■ WRITTEN TASK: Pull out every line in the items below that contains the string "协议控制器".

■ STORED ROWS:
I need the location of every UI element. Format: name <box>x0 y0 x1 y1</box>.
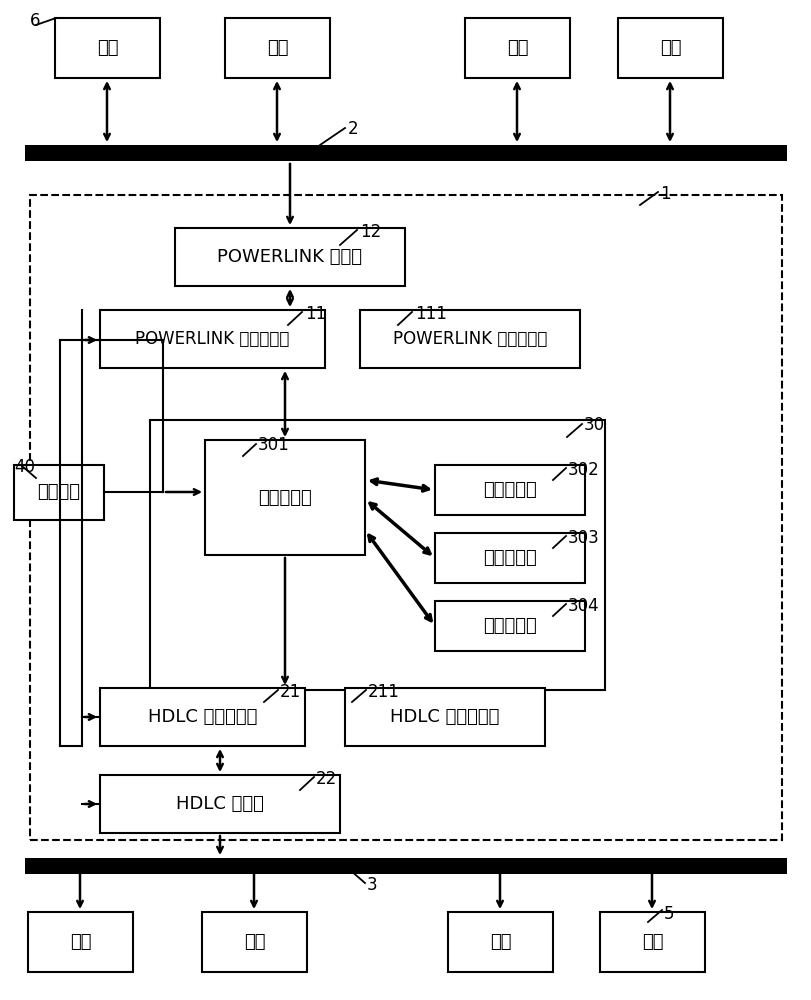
Bar <box>359 310 579 368</box>
Text: 5: 5 <box>663 905 674 923</box>
Text: 设备: 设备 <box>641 933 663 951</box>
Text: HDLC 收发器: HDLC 收发器 <box>176 795 264 813</box>
Bar <box>100 775 340 833</box>
Bar <box>599 912 704 972</box>
Text: 40: 40 <box>14 458 35 476</box>
Bar <box>202 912 307 972</box>
Text: 程序存储器: 程序存储器 <box>483 481 536 499</box>
Text: 数据存储器: 数据存储器 <box>483 617 536 635</box>
Bar <box>25 858 786 874</box>
Bar <box>28 912 133 972</box>
Text: 12: 12 <box>359 223 381 241</box>
Text: 301: 301 <box>258 436 290 454</box>
Text: 2: 2 <box>348 120 358 138</box>
Text: POWERLINK 协议控制器: POWERLINK 协议控制器 <box>135 330 290 348</box>
Text: 304: 304 <box>568 597 599 615</box>
Bar <box>175 228 405 286</box>
Text: 设备: 设备 <box>243 933 265 951</box>
Bar <box>30 195 781 840</box>
Text: 3: 3 <box>367 876 377 894</box>
Text: 设备: 设备 <box>267 39 288 57</box>
Text: 1: 1 <box>659 185 670 203</box>
Text: 6: 6 <box>30 12 41 30</box>
Text: 302: 302 <box>568 461 599 479</box>
Text: 303: 303 <box>568 529 599 547</box>
Bar <box>448 912 552 972</box>
Bar <box>435 601 584 651</box>
Text: 中央控制器: 中央控制器 <box>258 488 311 506</box>
Text: 设备: 设备 <box>506 39 528 57</box>
Bar <box>435 465 584 515</box>
Bar <box>25 145 786 161</box>
Text: 11: 11 <box>305 305 326 323</box>
Text: 111: 111 <box>414 305 446 323</box>
Text: HDLC 通信存储器: HDLC 通信存储器 <box>390 708 499 726</box>
Text: 电源模块: 电源模块 <box>37 484 80 502</box>
Text: 设备: 设备 <box>489 933 511 951</box>
Text: 配置存储器: 配置存储器 <box>483 549 536 567</box>
Bar <box>465 18 569 78</box>
Bar <box>435 533 584 583</box>
Bar <box>55 18 160 78</box>
Text: 设备: 设备 <box>659 39 680 57</box>
Text: HDLC 协议控制器: HDLC 协议控制器 <box>148 708 257 726</box>
Bar <box>345 688 544 746</box>
Bar <box>225 18 329 78</box>
Text: 21: 21 <box>280 683 301 701</box>
Bar <box>14 465 104 520</box>
Text: POWERLINK 通信存储器: POWERLINK 通信存储器 <box>393 330 547 348</box>
Bar <box>617 18 722 78</box>
Text: POWERLINK 收发器: POWERLINK 收发器 <box>217 248 362 266</box>
Text: 30: 30 <box>583 416 604 434</box>
Text: 设备: 设备 <box>70 933 91 951</box>
Bar <box>100 310 324 368</box>
Bar <box>100 688 305 746</box>
Text: 设备: 设备 <box>97 39 118 57</box>
Text: 211: 211 <box>367 683 399 701</box>
Text: 22: 22 <box>315 770 337 788</box>
Bar <box>150 420 604 690</box>
Bar <box>204 440 365 555</box>
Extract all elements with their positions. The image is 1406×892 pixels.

■ SOLUTION TO THE EXERCISE:
Text: POWERLINK 协议控制器: POWERLINK 协议控制器 <box>135 330 290 348</box>
Text: HDLC 协议控制器: HDLC 协议控制器 <box>148 708 257 726</box>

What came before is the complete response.